* **Exercise instructions**
Without the pictures, set down every line of the data exactly.

* **Supplied entries**
......
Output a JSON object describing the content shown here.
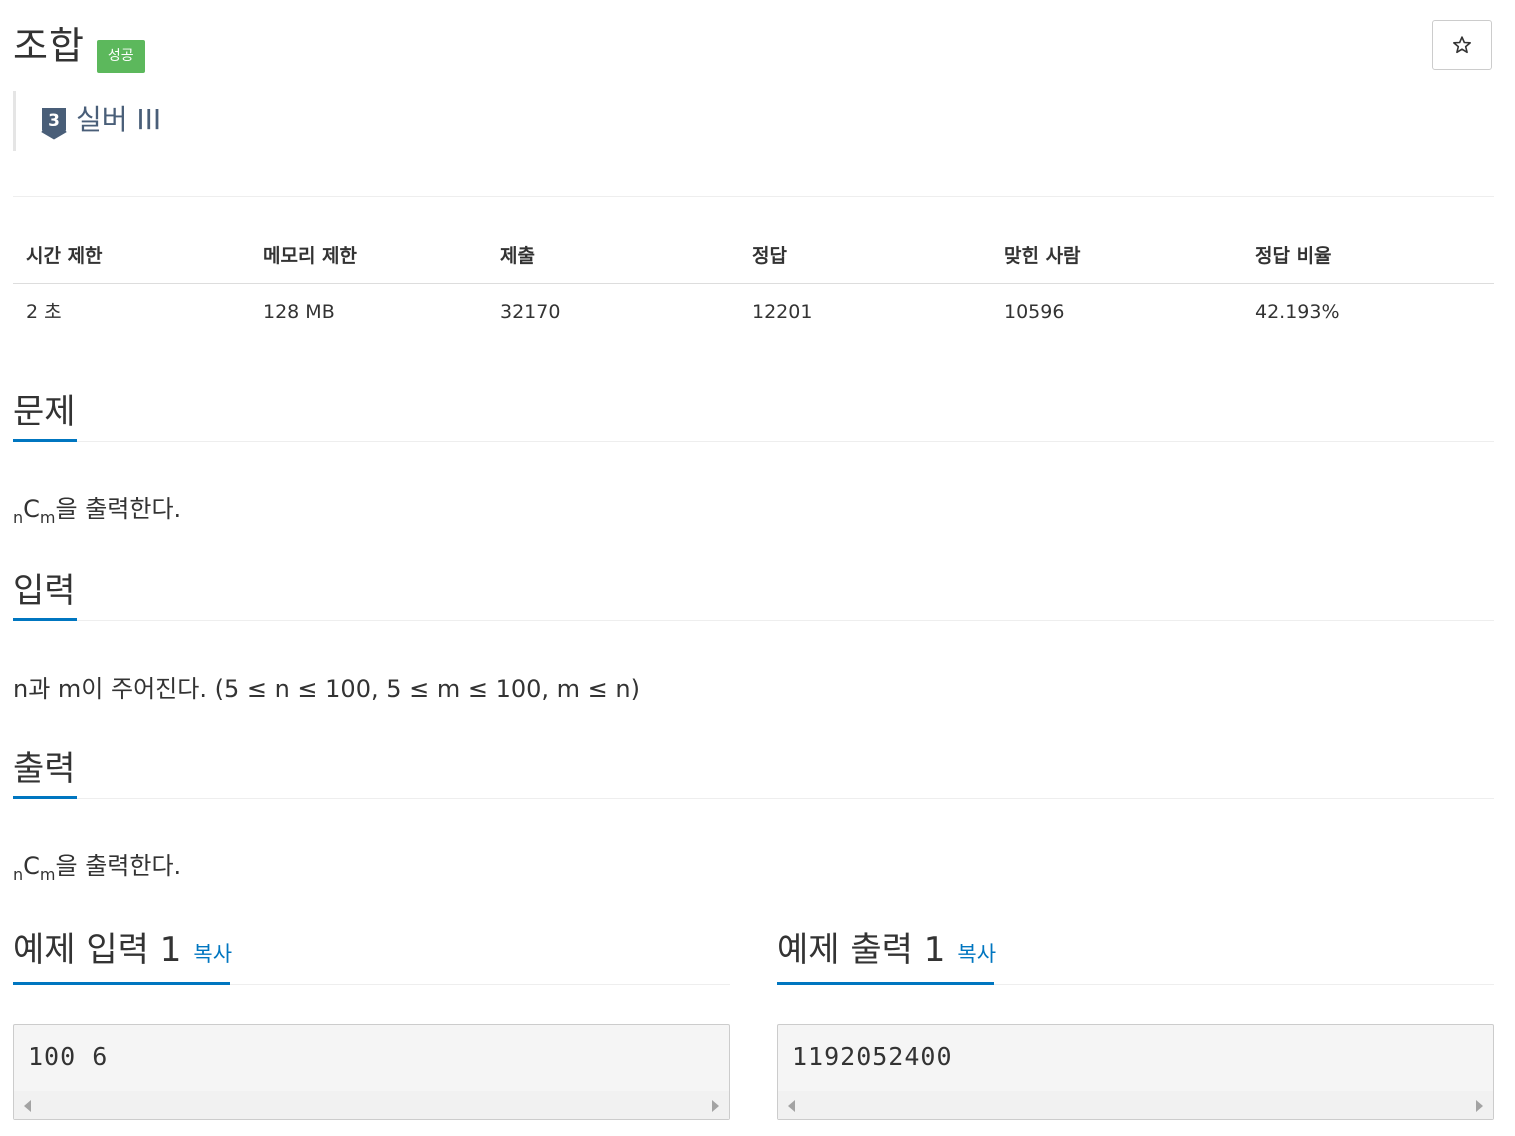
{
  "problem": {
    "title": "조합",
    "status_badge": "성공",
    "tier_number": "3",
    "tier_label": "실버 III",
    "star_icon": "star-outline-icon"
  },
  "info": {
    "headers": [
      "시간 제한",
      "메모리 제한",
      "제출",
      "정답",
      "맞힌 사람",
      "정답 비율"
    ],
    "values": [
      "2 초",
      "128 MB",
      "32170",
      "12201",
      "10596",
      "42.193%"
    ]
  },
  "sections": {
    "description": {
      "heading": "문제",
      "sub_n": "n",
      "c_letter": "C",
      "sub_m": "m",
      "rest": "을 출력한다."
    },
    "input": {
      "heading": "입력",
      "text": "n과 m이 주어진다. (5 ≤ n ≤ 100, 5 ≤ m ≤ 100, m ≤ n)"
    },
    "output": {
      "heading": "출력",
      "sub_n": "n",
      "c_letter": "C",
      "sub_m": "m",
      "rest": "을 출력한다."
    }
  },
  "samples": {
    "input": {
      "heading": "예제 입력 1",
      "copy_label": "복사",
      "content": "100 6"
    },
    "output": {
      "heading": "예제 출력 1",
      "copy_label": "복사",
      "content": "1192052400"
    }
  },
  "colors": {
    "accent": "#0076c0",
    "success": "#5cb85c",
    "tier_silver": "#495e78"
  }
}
......
* **Exercise answer**
Output a JSON object describing the content shown here.
{
  "problem": {
    "title": "조합",
    "status_badge": "성공",
    "tier_number": "3",
    "tier_label": "실버 III",
    "star_icon": "star-outline-icon"
  },
  "info": {
    "headers": [
      "시간 제한",
      "메모리 제한",
      "제출",
      "정답",
      "맞힌 사람",
      "정답 비율"
    ],
    "values": [
      "2 초",
      "128 MB",
      "32170",
      "12201",
      "10596",
      "42.193%"
    ]
  },
  "sections": {
    "description": {
      "heading": "문제",
      "sub_n": "n",
      "c_letter": "C",
      "sub_m": "m",
      "rest": "을 출력한다."
    },
    "input": {
      "heading": "입력",
      "text": "n과 m이 주어진다. (5 ≤ n ≤ 100, 5 ≤ m ≤ 100, m ≤ n)"
    },
    "output": {
      "heading": "출력",
      "sub_n": "n",
      "c_letter": "C",
      "sub_m": "m",
      "rest": "을 출력한다."
    }
  },
  "samples": {
    "input": {
      "heading": "예제 입력 1",
      "copy_label": "복사",
      "content": "100 6"
    },
    "output": {
      "heading": "예제 출력 1",
      "copy_label": "복사",
      "content": "1192052400"
    }
  },
  "colors": {
    "accent": "#0076c0",
    "success": "#5cb85c",
    "tier_silver": "#495e78"
  }
}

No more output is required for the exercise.